Objectif de la tâche
Veuillez repérer dans les données toutes les lignes qui contiennent la chaîne « separator » et les recopier.

━━━━━ Données extraites ━━━━━

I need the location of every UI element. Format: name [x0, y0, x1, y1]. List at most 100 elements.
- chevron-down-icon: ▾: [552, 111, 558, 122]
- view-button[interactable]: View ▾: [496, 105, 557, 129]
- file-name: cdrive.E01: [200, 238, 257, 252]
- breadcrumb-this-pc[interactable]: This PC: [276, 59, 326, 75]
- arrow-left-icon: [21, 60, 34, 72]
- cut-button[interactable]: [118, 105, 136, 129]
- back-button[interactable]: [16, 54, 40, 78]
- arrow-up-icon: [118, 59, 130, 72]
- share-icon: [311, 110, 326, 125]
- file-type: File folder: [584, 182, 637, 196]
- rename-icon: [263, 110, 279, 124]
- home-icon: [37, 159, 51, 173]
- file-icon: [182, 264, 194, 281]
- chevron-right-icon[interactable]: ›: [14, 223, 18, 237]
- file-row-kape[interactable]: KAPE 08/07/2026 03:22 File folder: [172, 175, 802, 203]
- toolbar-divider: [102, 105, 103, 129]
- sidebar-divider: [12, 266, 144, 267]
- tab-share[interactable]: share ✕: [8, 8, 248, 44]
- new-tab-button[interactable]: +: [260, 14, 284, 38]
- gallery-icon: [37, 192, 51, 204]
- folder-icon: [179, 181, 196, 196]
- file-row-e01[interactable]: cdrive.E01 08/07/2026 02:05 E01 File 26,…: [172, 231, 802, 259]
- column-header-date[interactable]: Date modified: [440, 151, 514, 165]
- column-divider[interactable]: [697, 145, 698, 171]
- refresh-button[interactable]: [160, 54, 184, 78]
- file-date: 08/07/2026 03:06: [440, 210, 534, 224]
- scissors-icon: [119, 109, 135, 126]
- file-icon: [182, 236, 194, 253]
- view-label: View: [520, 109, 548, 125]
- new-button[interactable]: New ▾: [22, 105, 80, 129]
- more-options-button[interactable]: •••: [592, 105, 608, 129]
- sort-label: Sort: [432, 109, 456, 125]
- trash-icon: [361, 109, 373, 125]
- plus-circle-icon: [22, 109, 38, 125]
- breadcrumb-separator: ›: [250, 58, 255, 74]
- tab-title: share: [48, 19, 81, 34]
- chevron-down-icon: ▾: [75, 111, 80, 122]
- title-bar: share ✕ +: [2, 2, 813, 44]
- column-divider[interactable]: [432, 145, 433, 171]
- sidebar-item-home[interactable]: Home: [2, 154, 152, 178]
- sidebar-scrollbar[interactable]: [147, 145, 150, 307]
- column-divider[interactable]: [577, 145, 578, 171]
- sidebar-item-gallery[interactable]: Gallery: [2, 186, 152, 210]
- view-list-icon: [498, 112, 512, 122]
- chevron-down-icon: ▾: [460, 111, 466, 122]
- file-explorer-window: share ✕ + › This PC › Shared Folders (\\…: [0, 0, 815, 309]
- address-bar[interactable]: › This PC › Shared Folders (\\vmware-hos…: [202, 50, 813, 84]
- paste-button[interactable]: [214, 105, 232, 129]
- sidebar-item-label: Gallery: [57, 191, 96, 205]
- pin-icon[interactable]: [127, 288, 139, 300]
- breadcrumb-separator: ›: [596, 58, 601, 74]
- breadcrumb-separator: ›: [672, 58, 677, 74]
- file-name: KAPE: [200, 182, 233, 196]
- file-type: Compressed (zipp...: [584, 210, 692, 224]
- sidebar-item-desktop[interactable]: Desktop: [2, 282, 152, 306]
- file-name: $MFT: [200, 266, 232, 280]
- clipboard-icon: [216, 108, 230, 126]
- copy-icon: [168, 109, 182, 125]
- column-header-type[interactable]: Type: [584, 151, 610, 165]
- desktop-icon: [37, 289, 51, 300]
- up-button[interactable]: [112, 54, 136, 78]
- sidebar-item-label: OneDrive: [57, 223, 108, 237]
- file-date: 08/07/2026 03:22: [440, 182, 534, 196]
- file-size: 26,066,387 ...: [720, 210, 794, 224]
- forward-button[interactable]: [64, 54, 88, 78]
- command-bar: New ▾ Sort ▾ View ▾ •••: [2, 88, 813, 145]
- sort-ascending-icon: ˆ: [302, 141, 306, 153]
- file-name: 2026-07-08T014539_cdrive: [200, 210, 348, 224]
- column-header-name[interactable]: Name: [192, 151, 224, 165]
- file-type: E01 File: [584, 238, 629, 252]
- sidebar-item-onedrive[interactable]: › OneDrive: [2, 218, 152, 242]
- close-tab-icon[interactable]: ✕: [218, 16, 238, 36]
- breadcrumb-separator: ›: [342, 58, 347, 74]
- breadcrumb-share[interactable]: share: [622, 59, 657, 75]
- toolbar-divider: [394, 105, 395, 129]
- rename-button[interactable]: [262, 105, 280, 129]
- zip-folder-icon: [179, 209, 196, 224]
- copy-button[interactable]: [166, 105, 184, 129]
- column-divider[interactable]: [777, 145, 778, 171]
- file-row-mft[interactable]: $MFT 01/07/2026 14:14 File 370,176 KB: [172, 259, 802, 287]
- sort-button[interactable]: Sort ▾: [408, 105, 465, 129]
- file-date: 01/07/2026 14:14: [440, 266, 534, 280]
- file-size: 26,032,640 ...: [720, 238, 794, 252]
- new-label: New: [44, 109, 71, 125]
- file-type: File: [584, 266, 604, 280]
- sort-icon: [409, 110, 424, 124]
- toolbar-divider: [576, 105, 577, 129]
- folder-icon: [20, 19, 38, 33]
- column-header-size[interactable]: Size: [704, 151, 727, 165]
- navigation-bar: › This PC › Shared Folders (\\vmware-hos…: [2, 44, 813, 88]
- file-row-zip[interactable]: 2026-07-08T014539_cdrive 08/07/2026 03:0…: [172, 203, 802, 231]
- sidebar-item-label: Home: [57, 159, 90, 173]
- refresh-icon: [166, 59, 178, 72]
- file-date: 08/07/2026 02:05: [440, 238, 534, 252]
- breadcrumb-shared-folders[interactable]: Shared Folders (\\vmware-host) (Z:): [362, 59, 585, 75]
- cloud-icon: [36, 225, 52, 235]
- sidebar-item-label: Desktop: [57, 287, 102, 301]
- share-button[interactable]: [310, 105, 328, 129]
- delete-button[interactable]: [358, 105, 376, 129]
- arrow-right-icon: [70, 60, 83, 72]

━━━━━

Réponse à l'exercice
- breadcrumb-separator: ›: [250, 58, 255, 74]
- breadcrumb-separator: ›: [596, 58, 601, 74]
- breadcrumb-separator: ›: [672, 58, 677, 74]
- breadcrumb-separator: ›: [342, 58, 347, 74]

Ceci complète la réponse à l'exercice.